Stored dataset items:
★ ★ ★ ★
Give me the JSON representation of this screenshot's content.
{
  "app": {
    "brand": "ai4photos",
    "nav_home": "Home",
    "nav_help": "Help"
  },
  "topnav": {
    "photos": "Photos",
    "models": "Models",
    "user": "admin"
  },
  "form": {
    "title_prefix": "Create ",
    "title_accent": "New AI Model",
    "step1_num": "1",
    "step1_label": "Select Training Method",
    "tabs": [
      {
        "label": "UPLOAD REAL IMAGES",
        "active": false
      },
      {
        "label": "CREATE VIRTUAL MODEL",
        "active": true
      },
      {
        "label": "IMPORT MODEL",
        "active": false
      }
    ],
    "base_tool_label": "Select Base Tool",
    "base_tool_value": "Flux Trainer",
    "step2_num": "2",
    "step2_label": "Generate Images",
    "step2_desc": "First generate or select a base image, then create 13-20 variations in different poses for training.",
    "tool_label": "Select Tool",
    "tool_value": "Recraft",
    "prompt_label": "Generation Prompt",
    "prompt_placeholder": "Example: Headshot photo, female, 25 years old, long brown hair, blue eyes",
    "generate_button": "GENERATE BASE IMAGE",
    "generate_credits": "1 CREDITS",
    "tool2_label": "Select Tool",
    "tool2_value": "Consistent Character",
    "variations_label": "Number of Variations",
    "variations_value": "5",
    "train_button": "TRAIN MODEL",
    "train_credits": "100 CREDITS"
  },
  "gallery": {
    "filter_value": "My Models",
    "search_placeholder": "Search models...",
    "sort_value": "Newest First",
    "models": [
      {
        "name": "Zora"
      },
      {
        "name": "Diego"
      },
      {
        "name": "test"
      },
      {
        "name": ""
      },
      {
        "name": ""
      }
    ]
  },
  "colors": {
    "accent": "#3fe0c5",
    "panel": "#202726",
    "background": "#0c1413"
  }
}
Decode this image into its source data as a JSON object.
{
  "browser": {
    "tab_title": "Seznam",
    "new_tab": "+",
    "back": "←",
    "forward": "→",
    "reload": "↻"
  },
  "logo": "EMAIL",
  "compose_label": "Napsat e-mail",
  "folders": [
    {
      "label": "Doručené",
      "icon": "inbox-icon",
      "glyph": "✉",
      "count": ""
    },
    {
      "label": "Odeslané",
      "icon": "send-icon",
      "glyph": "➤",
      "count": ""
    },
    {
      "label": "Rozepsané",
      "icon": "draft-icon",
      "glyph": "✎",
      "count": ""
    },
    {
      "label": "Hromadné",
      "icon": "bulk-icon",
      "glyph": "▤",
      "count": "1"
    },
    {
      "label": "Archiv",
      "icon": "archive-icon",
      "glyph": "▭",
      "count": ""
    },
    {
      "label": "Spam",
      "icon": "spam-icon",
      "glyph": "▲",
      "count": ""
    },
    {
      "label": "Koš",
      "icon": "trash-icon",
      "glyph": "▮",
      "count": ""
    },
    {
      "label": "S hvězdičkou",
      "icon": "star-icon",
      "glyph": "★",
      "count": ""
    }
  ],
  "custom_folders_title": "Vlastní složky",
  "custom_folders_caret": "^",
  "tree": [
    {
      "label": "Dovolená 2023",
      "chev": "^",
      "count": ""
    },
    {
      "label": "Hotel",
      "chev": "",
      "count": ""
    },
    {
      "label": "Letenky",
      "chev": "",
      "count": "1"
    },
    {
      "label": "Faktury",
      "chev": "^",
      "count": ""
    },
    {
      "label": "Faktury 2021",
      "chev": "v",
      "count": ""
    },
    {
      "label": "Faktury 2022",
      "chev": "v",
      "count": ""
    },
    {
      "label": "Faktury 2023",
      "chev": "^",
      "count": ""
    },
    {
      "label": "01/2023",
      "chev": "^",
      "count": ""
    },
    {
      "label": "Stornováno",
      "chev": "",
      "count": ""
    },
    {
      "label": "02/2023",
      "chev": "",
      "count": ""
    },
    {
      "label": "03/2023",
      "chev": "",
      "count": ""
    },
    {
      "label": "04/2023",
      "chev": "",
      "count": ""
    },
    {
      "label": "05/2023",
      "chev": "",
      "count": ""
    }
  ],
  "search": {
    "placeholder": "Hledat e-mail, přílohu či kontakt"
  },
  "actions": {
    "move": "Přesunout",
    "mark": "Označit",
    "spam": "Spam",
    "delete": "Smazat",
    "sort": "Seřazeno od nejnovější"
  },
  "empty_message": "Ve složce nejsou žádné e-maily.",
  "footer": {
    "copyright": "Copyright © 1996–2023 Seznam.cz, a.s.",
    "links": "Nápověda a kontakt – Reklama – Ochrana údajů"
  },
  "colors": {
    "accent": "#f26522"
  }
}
★ ★ ★ ★
__AIM OF THE TASK__: Reproduce the records above exactly as they appear.

__FINAL ANSWER__:
Give me the JSON representation of this screenshot's content.
{
  "app": {
    "brand": "ai4photos",
    "nav_home": "Home",
    "nav_help": "Help"
  },
  "topnav": {
    "photos": "Photos",
    "models": "Models",
    "user": "admin"
  },
  "form": {
    "title_prefix": "Create ",
    "title_accent": "New AI Model",
    "step1_num": "1",
    "step1_label": "Select Training Method",
    "tabs": [
      {
        "label": "UPLOAD REAL IMAGES",
        "active": false
      },
      {
        "label": "CREATE VIRTUAL MODEL",
        "active": true
      },
      {
        "label": "IMPORT MODEL",
        "active": false
      }
    ],
    "base_tool_label": "Select Base Tool",
    "base_tool_value": "Flux Trainer",
    "step2_num": "2",
    "step2_label": "Generate Images",
    "step2_desc": "First generate or select a base image, then create 13-20 variations in different poses for training.",
    "tool_label": "Select Tool",
    "tool_value": "Recraft",
    "prompt_label": "Generation Prompt",
    "prompt_placeholder": "Example: Headshot photo, female, 25 years old, long brown hair, blue eyes",
    "generate_button": "GENERATE BASE IMAGE",
    "generate_credits": "1 CREDITS",
    "tool2_label": "Select Tool",
    "tool2_value": "Consistent Character",
    "variations_label": "Number of Variations",
    "variations_value": "5",
    "train_button": "TRAIN MODEL",
    "train_credits": "100 CREDITS"
  },
  "gallery": {
    "filter_value": "My Models",
    "search_placeholder": "Search models...",
    "sort_value": "Newest First",
    "models": [
      {
        "name": "Zora"
      },
      {
        "name": "Diego"
      },
      {
        "name": "test"
      },
      {
        "name": ""
      },
      {
        "name": ""
      }
    ]
  },
  "colors": {
    "accent": "#3fe0c5",
    "panel": "#202726",
    "background": "#0c1413"
  }
}
Decode this image into its source data as a JSON object.
{
  "browser": {
    "tab_title": "Seznam",
    "new_tab": "+",
    "back": "←",
    "forward": "→",
    "reload": "↻"
  },
  "logo": "EMAIL",
  "compose_label": "Napsat e-mail",
  "folders": [
    {
      "label": "Doručené",
      "icon": "inbox-icon",
      "glyph": "✉",
      "count": ""
    },
    {
      "label": "Odeslané",
      "icon": "send-icon",
      "glyph": "➤",
      "count": ""
    },
    {
      "label": "Rozepsané",
      "icon": "draft-icon",
      "glyph": "✎",
      "count": ""
    },
    {
      "label": "Hromadné",
      "icon": "bulk-icon",
      "glyph": "▤",
      "count": "1"
    },
    {
      "label": "Archiv",
      "icon": "archive-icon",
      "glyph": "▭",
      "count": ""
    },
    {
      "label": "Spam",
      "icon": "spam-icon",
      "glyph": "▲",
      "count": ""
    },
    {
      "label": "Koš",
      "icon": "trash-icon",
      "glyph": "▮",
      "count": ""
    },
    {
      "label": "S hvězdičkou",
      "icon": "star-icon",
      "glyph": "★",
      "count": ""
    }
  ],
  "custom_folders_title": "Vlastní složky",
  "custom_folders_caret": "^",
  "tree": [
    {
      "label": "Dovolená 2023",
      "chev": "^",
      "count": ""
    },
    {
      "label": "Hotel",
      "chev": "",
      "count": ""
    },
    {
      "label": "Letenky",
      "chev": "",
      "count": "1"
    },
    {
      "label": "Faktury",
      "chev": "^",
      "count": ""
    },
    {
      "label": "Faktury 2021",
      "chev": "v",
      "count": ""
    },
    {
      "label": "Faktury 2022",
      "chev": "v",
      "count": ""
    },
    {
      "label": "Faktury 2023",
      "chev": "^",
      "count": ""
    },
    {
      "label": "01/2023",
      "chev": "^",
      "count": ""
    },
    {
      "label": "Stornováno",
      "chev": "",
      "count": ""
    },
    {
      "label": "02/2023",
      "chev": "",
      "count": ""
    },
    {
      "label": "03/2023",
      "chev": "",
      "count": ""
    },
    {
      "label": "04/2023",
      "chev": "",
      "count": ""
    },
    {
      "label": "05/2023",
      "chev": "",
      "count": ""
    }
  ],
  "search": {
    "placeholder": "Hledat e-mail, přílohu či kontakt"
  },
  "actions": {
    "move": "Přesunout",
    "mark": "Označit",
    "spam": "Spam",
    "delete": "Smazat",
    "sort": "Seřazeno od nejnovější"
  },
  "empty_message": "Ve složce nejsou žádné e-maily.",
  "footer": {
    "copyright": "Copyright © 1996–2023 Seznam.cz, a.s.",
    "links": "Nápověda a kontakt – Reklama – Ochrana údajů"
  },
  "colors": {
    "accent": "#f26522"
  }
}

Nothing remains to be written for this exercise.